[Start]

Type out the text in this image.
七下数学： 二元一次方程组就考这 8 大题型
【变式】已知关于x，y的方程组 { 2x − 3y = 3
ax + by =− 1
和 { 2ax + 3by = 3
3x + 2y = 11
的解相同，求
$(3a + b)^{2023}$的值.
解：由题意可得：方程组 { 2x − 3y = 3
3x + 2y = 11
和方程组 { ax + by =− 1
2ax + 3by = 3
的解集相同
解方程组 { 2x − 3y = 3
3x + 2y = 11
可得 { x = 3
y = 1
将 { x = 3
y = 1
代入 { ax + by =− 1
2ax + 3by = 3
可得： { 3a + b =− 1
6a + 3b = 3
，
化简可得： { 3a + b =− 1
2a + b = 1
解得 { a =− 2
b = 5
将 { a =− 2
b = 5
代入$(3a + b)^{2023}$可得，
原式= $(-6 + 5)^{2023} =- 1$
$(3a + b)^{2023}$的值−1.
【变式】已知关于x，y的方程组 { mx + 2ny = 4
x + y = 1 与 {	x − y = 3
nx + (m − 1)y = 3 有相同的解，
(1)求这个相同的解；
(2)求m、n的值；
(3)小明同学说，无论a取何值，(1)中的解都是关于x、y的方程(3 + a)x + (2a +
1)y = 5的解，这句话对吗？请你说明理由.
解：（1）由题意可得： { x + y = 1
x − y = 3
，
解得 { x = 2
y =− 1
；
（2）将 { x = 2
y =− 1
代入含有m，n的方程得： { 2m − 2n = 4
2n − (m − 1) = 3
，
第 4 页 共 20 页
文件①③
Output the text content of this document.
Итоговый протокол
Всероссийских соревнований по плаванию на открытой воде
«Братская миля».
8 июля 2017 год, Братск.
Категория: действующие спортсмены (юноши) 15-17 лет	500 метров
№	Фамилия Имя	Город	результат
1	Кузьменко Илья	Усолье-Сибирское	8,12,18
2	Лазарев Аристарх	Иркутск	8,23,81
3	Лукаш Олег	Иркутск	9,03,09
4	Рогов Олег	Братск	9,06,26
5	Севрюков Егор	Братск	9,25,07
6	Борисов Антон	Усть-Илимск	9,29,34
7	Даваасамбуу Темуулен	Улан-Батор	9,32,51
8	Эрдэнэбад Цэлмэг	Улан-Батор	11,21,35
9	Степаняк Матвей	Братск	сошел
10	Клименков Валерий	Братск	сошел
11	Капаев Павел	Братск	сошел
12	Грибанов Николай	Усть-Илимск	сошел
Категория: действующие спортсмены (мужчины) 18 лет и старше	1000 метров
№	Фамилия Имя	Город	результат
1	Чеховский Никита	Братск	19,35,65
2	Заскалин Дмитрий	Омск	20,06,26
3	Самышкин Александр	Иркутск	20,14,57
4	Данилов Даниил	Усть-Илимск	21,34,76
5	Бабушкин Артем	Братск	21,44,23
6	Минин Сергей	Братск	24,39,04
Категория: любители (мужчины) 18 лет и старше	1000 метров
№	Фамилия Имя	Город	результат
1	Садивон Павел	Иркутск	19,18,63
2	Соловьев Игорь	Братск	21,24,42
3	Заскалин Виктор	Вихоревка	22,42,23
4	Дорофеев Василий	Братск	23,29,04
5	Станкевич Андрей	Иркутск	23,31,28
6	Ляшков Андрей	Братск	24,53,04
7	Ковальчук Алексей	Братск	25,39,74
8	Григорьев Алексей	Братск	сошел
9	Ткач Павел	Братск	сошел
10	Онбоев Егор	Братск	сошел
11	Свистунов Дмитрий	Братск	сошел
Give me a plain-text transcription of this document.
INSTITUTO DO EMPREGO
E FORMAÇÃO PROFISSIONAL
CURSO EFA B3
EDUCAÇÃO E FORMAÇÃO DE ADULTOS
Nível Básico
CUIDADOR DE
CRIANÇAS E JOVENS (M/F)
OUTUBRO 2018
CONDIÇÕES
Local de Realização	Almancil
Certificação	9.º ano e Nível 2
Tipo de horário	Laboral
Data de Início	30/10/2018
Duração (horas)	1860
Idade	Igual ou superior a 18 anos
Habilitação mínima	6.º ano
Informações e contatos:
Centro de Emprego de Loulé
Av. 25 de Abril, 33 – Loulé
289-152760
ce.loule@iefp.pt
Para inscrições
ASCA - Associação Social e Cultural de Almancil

[End]

**TASK TO COMPLETE**
Return every entry exactly as given.

**SOLUTION TO THIS PROBLEM**
Type out the text in this image.
七下数学： 二元一次方程组就考这 8 大题型
【变式】已知关于x，y的方程组 { 2x − 3y = 3
ax + by =− 1
和 { 2ax + 3by = 3
3x + 2y = 11
的解相同，求
$(3a + b)^{2023}$的值.
解：由题意可得：方程组 { 2x − 3y = 3
3x + 2y = 11
和方程组 { ax + by =− 1
2ax + 3by = 3
的解集相同
解方程组 { 2x − 3y = 3
3x + 2y = 11
可得 { x = 3
y = 1
将 { x = 3
y = 1
代入 { ax + by =− 1
2ax + 3by = 3
可得： { 3a + b =− 1
6a + 3b = 3
，
化简可得： { 3a + b =− 1
2a + b = 1
解得 { a =− 2
b = 5
将 { a =− 2
b = 5
代入$(3a + b)^{2023}$可得，
原式= $(-6 + 5)^{2023} =- 1$
$(3a + b)^{2023}$的值−1.
【变式】已知关于x，y的方程组 { mx + 2ny = 4
x + y = 1 与 {	x − y = 3
nx + (m − 1)y = 3 有相同的解，
(1)求这个相同的解；
(2)求m、n的值；
(3)小明同学说，无论a取何值，(1)中的解都是关于x、y的方程(3 + a)x + (2a +
1)y = 5的解，这句话对吗？请你说明理由.
解：（1）由题意可得： { x + y = 1
x − y = 3
，
解得 { x = 2
y =− 1
；
（2）将 { x = 2
y =− 1
代入含有m，n的方程得： { 2m − 2n = 4
2n − (m − 1) = 3
，
第 4 页 共 20 页
文件①③
Output the text content of this document.
Итоговый протокол
Всероссийских соревнований по плаванию на открытой воде
«Братская миля».
8 июля 2017 год, Братск.
Категория: действующие спортсмены (юноши) 15-17 лет	500 метров
№	Фамилия Имя	Город	результат
1	Кузьменко Илья	Усолье-Сибирское	8,12,18
2	Лазарев Аристарх	Иркутск	8,23,81
3	Лукаш Олег	Иркутск	9,03,09
4	Рогов Олег	Братск	9,06,26
5	Севрюков Егор	Братск	9,25,07
6	Борисов Антон	Усть-Илимск	9,29,34
7	Даваасамбуу Темуулен	Улан-Батор	9,32,51
8	Эрдэнэбад Цэлмэг	Улан-Батор	11,21,35
9	Степаняк Матвей	Братск	сошел
10	Клименков Валерий	Братск	сошел
11	Капаев Павел	Братск	сошел
12	Грибанов Николай	Усть-Илимск	сошел
Категория: действующие спортсмены (мужчины) 18 лет и старше	1000 метров
№	Фамилия Имя	Город	результат
1	Чеховский Никита	Братск	19,35,65
2	Заскалин Дмитрий	Омск	20,06,26
3	Самышкин Александр	Иркутск	20,14,57
4	Данилов Даниил	Усть-Илимск	21,34,76
5	Бабушкин Артем	Братск	21,44,23
6	Минин Сергей	Братск	24,39,04
Категория: любители (мужчины) 18 лет и старше	1000 метров
№	Фамилия Имя	Город	результат
1	Садивон Павел	Иркутск	19,18,63
2	Соловьев Игорь	Братск	21,24,42
3	Заскалин Виктор	Вихоревка	22,42,23
4	Дорофеев Василий	Братск	23,29,04
5	Станкевич Андрей	Иркутск	23,31,28
6	Ляшков Андрей	Братск	24,53,04
7	Ковальчук Алексей	Братск	25,39,74
8	Григорьев Алексей	Братск	сошел
9	Ткач Павел	Братск	сошел
10	Онбоев Егор	Братск	сошел
11	Свистунов Дмитрий	Братск	сошел
Give me a plain-text transcription of this document.
INSTITUTO DO EMPREGO
E FORMAÇÃO PROFISSIONAL
CURSO EFA B3
EDUCAÇÃO E FORMAÇÃO DE ADULTOS
Nível Básico
CUIDADOR DE
CRIANÇAS E JOVENS (M/F)
OUTUBRO 2018
CONDIÇÕES
Local de Realização	Almancil
Certificação	9.º ano e Nível 2
Tipo de horário	Laboral
Data de Início	30/10/2018
Duração (horas)	1860
Idade	Igual ou superior a 18 anos
Habilitação mínima	6.º ano
Informações e contatos:
Centro de Emprego de Loulé
Av. 25 de Abril, 33 – Loulé
289-152760
ce.loule@iefp.pt
Para inscrições
ASCA - Associação Social e Cultural de Almancil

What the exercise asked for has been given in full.